[Records from a dataset]
===============
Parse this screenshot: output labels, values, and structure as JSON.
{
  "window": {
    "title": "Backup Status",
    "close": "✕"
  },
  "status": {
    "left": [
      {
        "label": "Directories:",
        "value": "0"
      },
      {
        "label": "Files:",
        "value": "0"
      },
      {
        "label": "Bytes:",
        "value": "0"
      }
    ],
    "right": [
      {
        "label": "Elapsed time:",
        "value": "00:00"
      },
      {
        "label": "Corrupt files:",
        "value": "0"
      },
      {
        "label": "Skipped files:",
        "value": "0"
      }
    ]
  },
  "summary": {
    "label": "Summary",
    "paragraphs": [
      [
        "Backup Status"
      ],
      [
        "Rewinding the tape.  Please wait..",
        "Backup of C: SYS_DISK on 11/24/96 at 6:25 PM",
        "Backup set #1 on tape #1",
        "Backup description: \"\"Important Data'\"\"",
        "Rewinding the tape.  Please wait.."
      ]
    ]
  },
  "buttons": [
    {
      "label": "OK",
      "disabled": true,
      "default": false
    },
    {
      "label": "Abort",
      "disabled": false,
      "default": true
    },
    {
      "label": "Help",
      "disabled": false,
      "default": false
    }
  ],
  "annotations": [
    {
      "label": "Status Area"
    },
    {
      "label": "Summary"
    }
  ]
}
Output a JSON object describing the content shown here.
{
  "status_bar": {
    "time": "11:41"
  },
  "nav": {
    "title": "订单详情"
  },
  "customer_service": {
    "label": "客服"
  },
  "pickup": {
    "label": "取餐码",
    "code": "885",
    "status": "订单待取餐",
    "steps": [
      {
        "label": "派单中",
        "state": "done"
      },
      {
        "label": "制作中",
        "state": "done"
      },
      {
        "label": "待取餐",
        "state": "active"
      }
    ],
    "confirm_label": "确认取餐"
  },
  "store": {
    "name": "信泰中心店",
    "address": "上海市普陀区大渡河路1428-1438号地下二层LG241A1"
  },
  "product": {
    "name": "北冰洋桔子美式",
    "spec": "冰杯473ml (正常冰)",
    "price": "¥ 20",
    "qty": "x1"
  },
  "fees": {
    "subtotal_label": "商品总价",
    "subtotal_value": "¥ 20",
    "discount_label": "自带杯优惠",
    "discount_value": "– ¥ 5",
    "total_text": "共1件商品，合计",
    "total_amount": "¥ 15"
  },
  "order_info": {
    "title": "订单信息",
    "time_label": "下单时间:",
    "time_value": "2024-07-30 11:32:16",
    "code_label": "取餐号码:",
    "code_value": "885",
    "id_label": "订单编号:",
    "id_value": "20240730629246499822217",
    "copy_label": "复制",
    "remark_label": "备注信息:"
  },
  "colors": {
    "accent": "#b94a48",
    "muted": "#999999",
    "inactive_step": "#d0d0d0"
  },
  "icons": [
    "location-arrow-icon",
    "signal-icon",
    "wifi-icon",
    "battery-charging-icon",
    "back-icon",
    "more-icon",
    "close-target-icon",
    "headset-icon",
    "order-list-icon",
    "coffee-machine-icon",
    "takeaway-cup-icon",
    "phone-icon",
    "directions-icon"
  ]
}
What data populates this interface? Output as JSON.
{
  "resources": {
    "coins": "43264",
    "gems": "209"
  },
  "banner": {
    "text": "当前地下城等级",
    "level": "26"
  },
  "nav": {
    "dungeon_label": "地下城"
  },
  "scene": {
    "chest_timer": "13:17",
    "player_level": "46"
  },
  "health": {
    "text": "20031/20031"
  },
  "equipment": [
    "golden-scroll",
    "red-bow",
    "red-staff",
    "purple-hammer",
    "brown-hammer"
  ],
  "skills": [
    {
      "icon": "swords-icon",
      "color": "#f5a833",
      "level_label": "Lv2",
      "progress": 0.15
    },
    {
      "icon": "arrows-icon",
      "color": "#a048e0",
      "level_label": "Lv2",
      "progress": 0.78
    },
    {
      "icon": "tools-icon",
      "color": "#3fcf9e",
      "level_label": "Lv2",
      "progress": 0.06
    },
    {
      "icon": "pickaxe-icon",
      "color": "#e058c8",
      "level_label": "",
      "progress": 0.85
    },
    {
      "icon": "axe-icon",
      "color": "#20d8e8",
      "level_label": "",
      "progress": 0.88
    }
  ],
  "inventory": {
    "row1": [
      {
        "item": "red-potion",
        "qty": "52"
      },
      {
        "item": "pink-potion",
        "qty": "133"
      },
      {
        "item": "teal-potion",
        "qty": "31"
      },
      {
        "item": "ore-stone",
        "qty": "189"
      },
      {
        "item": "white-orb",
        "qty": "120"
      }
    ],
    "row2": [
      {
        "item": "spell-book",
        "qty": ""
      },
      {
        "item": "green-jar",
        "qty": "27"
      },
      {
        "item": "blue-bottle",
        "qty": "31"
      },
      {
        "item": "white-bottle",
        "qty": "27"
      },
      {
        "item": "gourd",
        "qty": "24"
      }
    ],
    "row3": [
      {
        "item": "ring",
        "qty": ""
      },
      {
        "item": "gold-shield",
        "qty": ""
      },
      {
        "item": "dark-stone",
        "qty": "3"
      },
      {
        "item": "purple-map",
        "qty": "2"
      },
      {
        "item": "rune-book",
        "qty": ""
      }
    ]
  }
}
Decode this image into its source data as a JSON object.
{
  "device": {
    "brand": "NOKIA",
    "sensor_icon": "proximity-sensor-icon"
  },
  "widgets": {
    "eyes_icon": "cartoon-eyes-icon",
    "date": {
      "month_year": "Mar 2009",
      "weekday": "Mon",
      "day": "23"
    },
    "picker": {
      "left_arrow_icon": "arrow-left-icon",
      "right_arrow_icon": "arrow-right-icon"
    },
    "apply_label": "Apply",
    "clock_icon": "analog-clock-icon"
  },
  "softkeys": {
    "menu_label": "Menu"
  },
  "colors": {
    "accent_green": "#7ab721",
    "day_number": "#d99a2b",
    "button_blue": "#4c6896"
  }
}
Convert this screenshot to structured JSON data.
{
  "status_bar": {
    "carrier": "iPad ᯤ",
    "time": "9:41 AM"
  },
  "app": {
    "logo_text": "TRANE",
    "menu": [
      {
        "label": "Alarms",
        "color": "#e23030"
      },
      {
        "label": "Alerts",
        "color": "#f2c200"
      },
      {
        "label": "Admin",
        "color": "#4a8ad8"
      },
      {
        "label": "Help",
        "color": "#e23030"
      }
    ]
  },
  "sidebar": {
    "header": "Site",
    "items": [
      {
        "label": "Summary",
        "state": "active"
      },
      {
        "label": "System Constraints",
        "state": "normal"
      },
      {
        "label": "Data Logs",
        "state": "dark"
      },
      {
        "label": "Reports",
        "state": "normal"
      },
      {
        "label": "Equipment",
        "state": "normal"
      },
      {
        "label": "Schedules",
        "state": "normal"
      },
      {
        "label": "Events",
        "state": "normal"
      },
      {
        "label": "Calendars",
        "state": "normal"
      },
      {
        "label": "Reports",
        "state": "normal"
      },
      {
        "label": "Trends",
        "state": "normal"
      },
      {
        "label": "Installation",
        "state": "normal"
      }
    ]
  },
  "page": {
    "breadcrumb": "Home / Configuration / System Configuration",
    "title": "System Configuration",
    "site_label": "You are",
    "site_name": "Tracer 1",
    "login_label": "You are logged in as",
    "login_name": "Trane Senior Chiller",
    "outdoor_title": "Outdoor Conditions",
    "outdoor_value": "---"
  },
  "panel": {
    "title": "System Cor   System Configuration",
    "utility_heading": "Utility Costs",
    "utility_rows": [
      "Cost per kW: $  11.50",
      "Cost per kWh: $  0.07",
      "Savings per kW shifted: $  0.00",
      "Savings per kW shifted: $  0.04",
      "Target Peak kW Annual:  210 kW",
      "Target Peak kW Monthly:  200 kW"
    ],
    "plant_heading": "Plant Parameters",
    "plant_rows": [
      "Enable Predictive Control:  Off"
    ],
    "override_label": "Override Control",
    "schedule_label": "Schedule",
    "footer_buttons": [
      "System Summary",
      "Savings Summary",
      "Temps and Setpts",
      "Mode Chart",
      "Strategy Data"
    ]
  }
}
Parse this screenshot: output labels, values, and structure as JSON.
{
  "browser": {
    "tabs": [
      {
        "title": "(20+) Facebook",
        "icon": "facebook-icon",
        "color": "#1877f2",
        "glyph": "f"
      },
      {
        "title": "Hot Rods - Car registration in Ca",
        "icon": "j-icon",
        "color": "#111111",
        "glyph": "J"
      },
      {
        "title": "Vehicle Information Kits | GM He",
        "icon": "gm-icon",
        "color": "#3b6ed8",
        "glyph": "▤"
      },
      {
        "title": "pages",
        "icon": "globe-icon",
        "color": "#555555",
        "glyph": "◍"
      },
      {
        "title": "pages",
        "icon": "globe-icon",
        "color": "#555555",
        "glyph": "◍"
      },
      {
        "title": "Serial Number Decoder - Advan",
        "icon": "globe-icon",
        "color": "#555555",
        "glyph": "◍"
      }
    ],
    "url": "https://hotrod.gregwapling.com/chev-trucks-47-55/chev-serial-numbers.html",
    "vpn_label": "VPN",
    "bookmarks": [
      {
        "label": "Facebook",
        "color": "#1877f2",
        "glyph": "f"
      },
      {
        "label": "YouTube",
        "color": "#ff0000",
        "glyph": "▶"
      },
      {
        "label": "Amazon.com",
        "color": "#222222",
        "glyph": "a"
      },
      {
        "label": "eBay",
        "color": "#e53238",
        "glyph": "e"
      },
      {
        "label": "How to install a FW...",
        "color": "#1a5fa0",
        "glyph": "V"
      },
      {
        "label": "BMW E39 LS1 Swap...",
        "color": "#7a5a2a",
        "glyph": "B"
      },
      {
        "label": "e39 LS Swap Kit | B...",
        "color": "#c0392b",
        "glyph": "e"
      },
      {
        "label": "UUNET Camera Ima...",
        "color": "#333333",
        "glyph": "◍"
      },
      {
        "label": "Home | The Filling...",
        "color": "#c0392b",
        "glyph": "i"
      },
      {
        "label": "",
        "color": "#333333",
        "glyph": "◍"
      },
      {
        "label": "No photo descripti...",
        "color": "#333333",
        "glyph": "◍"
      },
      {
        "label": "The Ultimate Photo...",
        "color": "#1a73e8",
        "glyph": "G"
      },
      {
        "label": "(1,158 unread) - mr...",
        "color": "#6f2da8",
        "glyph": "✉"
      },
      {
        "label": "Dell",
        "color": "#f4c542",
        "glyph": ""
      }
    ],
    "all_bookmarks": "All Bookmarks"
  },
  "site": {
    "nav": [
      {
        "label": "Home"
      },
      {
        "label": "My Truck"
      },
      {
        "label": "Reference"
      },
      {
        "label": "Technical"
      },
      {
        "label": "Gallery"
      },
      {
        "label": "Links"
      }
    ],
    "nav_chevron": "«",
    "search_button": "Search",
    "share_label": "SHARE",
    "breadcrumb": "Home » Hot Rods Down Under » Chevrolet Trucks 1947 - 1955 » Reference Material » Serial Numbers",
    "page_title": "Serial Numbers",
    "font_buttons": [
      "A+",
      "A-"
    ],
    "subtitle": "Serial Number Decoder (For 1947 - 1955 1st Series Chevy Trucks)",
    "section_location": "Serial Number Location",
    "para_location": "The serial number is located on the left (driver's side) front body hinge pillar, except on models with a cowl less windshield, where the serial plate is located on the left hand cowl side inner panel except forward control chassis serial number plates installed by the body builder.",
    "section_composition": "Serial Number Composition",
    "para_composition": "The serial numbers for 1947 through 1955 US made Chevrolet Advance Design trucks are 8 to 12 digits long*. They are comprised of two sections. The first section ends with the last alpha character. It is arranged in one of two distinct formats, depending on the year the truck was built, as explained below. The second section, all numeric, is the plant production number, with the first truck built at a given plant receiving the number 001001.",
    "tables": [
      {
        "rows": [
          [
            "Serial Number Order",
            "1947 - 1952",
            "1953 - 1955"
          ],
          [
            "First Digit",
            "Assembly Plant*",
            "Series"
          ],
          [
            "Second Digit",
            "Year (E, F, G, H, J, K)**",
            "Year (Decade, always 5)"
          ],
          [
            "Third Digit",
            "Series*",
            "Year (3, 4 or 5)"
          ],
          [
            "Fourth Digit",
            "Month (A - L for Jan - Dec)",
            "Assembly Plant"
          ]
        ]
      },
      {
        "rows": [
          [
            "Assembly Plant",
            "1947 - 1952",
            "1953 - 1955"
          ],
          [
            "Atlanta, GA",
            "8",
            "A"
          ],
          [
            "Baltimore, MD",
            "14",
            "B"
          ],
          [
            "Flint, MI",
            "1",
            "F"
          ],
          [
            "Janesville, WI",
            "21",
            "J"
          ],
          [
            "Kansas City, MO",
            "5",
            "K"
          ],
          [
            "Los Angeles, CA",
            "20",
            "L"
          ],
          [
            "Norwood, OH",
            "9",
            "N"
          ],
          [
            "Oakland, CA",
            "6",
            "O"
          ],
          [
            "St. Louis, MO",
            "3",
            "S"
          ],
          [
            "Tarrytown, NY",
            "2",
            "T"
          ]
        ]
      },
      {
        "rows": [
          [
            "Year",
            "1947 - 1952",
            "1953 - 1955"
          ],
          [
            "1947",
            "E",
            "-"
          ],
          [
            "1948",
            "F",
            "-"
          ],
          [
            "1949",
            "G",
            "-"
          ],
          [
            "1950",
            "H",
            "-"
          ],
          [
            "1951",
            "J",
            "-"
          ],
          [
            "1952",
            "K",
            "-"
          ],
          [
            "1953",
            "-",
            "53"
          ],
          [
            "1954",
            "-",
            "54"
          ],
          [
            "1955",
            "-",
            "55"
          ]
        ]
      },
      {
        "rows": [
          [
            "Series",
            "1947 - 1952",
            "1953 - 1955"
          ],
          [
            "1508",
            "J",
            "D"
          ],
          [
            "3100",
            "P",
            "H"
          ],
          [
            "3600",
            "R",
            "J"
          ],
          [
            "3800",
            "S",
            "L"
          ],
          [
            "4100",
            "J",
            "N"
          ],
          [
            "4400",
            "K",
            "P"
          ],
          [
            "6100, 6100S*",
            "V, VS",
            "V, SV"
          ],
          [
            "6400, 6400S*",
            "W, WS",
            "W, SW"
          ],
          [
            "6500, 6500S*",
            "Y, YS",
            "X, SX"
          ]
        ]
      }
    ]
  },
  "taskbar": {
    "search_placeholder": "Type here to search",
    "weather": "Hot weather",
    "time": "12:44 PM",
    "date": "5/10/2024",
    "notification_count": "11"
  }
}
===============
Objective: Copy out every line from the data above that has "Rewinding" in it.

Problem solution:
        "Rewinding the tape.  Please wait..",
        "Rewinding the tape.  Please wait.."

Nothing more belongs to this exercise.